WHAT THE TASK ASKS: Wherever the word "Channels" turns up in a line of the entries, copy that line.

STORED ROWS:
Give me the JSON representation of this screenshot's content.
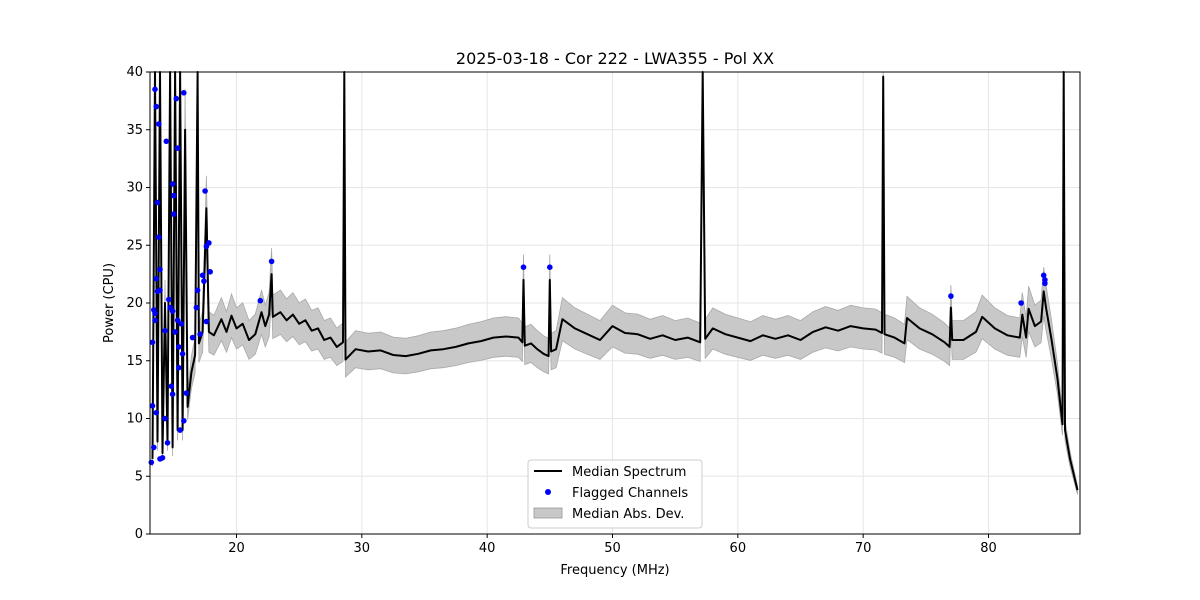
{
  "chart_data": {
    "type": "line",
    "title": "2025-03-18 - Cor 222 - LWA355 - Pol XX",
    "xlabel": "Frequency (MHz)",
    "ylabel": "Power (CPU)",
    "xlim": [
      13.1,
      87.3
    ],
    "ylim": [
      0,
      40
    ],
    "xticks": [
      20,
      30,
      40,
      50,
      60,
      70,
      80
    ],
    "yticks": [
      0,
      5,
      10,
      15,
      20,
      25,
      30,
      35,
      40
    ],
    "grid": true,
    "legend_position": "lower center",
    "legend": [
      {
        "label": "Median Spectrum",
        "color": "#000000",
        "kind": "line"
      },
      {
        "label": "Flagged Channels",
        "color": "#0000ff",
        "kind": "marker"
      },
      {
        "label": "Median Abs. Dev.",
        "color": "#c8c8c8",
        "kind": "patch"
      }
    ],
    "series": [
      {
        "name": "Median Spectrum",
        "color": "#000000",
        "points": [
          [
            13.3,
            6.5
          ],
          [
            13.5,
            40
          ],
          [
            13.7,
            8
          ],
          [
            13.9,
            40
          ],
          [
            14.1,
            7
          ],
          [
            14.3,
            20
          ],
          [
            14.5,
            8
          ],
          [
            14.7,
            40
          ],
          [
            14.9,
            7.5
          ],
          [
            15.1,
            40
          ],
          [
            15.3,
            9
          ],
          [
            15.5,
            40
          ],
          [
            15.7,
            9
          ],
          [
            15.9,
            35
          ],
          [
            16.1,
            11
          ],
          [
            16.4,
            14
          ],
          [
            16.7,
            15.5
          ],
          [
            16.9,
            40
          ],
          [
            17.0,
            16.5
          ],
          [
            17.3,
            17.5
          ],
          [
            17.6,
            28.2
          ],
          [
            17.8,
            17.5
          ],
          [
            18.2,
            17.2
          ],
          [
            18.8,
            18.6
          ],
          [
            19.2,
            17.5
          ],
          [
            19.6,
            18.9
          ],
          [
            20.0,
            17.8
          ],
          [
            20.5,
            18.2
          ],
          [
            21.0,
            16.8
          ],
          [
            21.5,
            17.3
          ],
          [
            22.0,
            19.2
          ],
          [
            22.3,
            18.0
          ],
          [
            22.6,
            19.0
          ],
          [
            22.8,
            22.5
          ],
          [
            22.9,
            18.8
          ],
          [
            23.5,
            19.2
          ],
          [
            24.0,
            18.5
          ],
          [
            24.5,
            19.0
          ],
          [
            25.0,
            18.2
          ],
          [
            25.5,
            18.5
          ],
          [
            26.0,
            17.6
          ],
          [
            26.5,
            17.8
          ],
          [
            27.0,
            16.8
          ],
          [
            27.5,
            17.0
          ],
          [
            28.0,
            16.2
          ],
          [
            28.5,
            16.6
          ],
          [
            28.6,
            40
          ],
          [
            28.7,
            15.1
          ],
          [
            29.5,
            16.0
          ],
          [
            30.5,
            15.8
          ],
          [
            31.5,
            15.9
          ],
          [
            32.5,
            15.5
          ],
          [
            33.5,
            15.4
          ],
          [
            34.5,
            15.6
          ],
          [
            35.5,
            15.9
          ],
          [
            36.5,
            16.0
          ],
          [
            37.5,
            16.2
          ],
          [
            38.5,
            16.5
          ],
          [
            39.5,
            16.7
          ],
          [
            40.5,
            17.0
          ],
          [
            41.5,
            17.1
          ],
          [
            42.5,
            17.0
          ],
          [
            42.8,
            16.6
          ],
          [
            42.9,
            22.0
          ],
          [
            43.0,
            16.3
          ],
          [
            43.5,
            16.5
          ],
          [
            44.0,
            16.0
          ],
          [
            44.5,
            15.6
          ],
          [
            44.9,
            15.4
          ],
          [
            45.0,
            22.0
          ],
          [
            45.1,
            15.8
          ],
          [
            45.5,
            16.0
          ],
          [
            46.0,
            18.6
          ],
          [
            47.0,
            17.8
          ],
          [
            48.0,
            17.3
          ],
          [
            49.0,
            16.8
          ],
          [
            50.0,
            18.0
          ],
          [
            51.0,
            17.4
          ],
          [
            52.0,
            17.3
          ],
          [
            53.0,
            16.9
          ],
          [
            54.0,
            17.2
          ],
          [
            55.0,
            16.8
          ],
          [
            56.0,
            17.0
          ],
          [
            57.0,
            16.6
          ],
          [
            57.2,
            40
          ],
          [
            57.4,
            16.9
          ],
          [
            58.0,
            17.8
          ],
          [
            59.0,
            17.3
          ],
          [
            60.0,
            17.0
          ],
          [
            61.0,
            16.7
          ],
          [
            62.0,
            17.2
          ],
          [
            63.0,
            16.9
          ],
          [
            64.0,
            17.2
          ],
          [
            65.0,
            16.8
          ],
          [
            66.0,
            17.5
          ],
          [
            67.0,
            17.9
          ],
          [
            68.0,
            17.6
          ],
          [
            69.0,
            18.0
          ],
          [
            70.0,
            17.8
          ],
          [
            71.0,
            17.7
          ],
          [
            71.5,
            17.4
          ],
          [
            71.6,
            39.6
          ],
          [
            71.7,
            17.3
          ],
          [
            72.5,
            17.0
          ],
          [
            73.3,
            16.5
          ],
          [
            73.5,
            18.7
          ],
          [
            74.5,
            17.8
          ],
          [
            75.5,
            17.3
          ],
          [
            76.5,
            16.6
          ],
          [
            76.9,
            16.2
          ],
          [
            77.0,
            19.6
          ],
          [
            77.1,
            16.8
          ],
          [
            78.0,
            16.8
          ],
          [
            79.0,
            17.5
          ],
          [
            79.5,
            18.8
          ],
          [
            80.5,
            17.8
          ],
          [
            81.5,
            17.2
          ],
          [
            82.5,
            17.0
          ],
          [
            82.7,
            19.0
          ],
          [
            83.0,
            17.0
          ],
          [
            83.2,
            19.5
          ],
          [
            83.7,
            18.0
          ],
          [
            84.2,
            18.4
          ],
          [
            84.4,
            21.0
          ],
          [
            84.6,
            19.5
          ],
          [
            85.0,
            17.0
          ],
          [
            85.5,
            13.5
          ],
          [
            85.9,
            9.5
          ],
          [
            86.0,
            40
          ],
          [
            86.1,
            9.0
          ],
          [
            86.5,
            6.5
          ],
          [
            87.1,
            3.8
          ]
        ]
      },
      {
        "name": "Flagged Channels",
        "color": "#0000ff",
        "marker": "dot",
        "points": [
          [
            13.2,
            6.2
          ],
          [
            13.3,
            16.6
          ],
          [
            13.3,
            11.1
          ],
          [
            13.4,
            19.4
          ],
          [
            13.4,
            7.5
          ],
          [
            13.5,
            38.5
          ],
          [
            13.5,
            19.1
          ],
          [
            13.5,
            18.5
          ],
          [
            13.6,
            37.0
          ],
          [
            13.6,
            22.1
          ],
          [
            13.6,
            10.5
          ],
          [
            13.7,
            28.7
          ],
          [
            13.7,
            21.0
          ],
          [
            13.8,
            35.5
          ],
          [
            13.8,
            25.7
          ],
          [
            13.9,
            22.9
          ],
          [
            13.9,
            21.1
          ],
          [
            13.9,
            6.5
          ],
          [
            14.1,
            6.6
          ],
          [
            14.3,
            17.6
          ],
          [
            14.3,
            10.0
          ],
          [
            14.4,
            34.0
          ],
          [
            14.5,
            7.9
          ],
          [
            14.6,
            20.3
          ],
          [
            14.7,
            19.6
          ],
          [
            14.8,
            12.8
          ],
          [
            14.9,
            30.3
          ],
          [
            14.9,
            19.3
          ],
          [
            14.9,
            12.1
          ],
          [
            15.0,
            27.7
          ],
          [
            15.0,
            29.3
          ],
          [
            15.1,
            17.5
          ],
          [
            15.2,
            37.7
          ],
          [
            15.3,
            33.4
          ],
          [
            15.3,
            18.5
          ],
          [
            15.4,
            16.2
          ],
          [
            15.4,
            14.4
          ],
          [
            15.5,
            9.0
          ],
          [
            15.6,
            18.2
          ],
          [
            15.7,
            15.6
          ],
          [
            15.8,
            38.2
          ],
          [
            15.8,
            9.8
          ],
          [
            16.0,
            12.2
          ],
          [
            16.5,
            17.0
          ],
          [
            16.8,
            19.6
          ],
          [
            16.9,
            21.1
          ],
          [
            17.1,
            17.3
          ],
          [
            17.3,
            22.4
          ],
          [
            17.4,
            21.9
          ],
          [
            17.5,
            29.7
          ],
          [
            17.6,
            18.4
          ],
          [
            17.6,
            24.9
          ],
          [
            17.8,
            25.2
          ],
          [
            17.9,
            22.7
          ],
          [
            21.9,
            20.2
          ],
          [
            22.8,
            23.6
          ],
          [
            42.9,
            23.1
          ],
          [
            45.0,
            23.1
          ],
          [
            77.0,
            20.6
          ],
          [
            82.6,
            20.0
          ],
          [
            84.4,
            22.4
          ],
          [
            84.5,
            22.0
          ],
          [
            84.5,
            21.7
          ]
        ]
      }
    ]
  }
}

CORRECT RESPONSE:
        "label": "Flagged Channels",
        "name": "Flagged Channels",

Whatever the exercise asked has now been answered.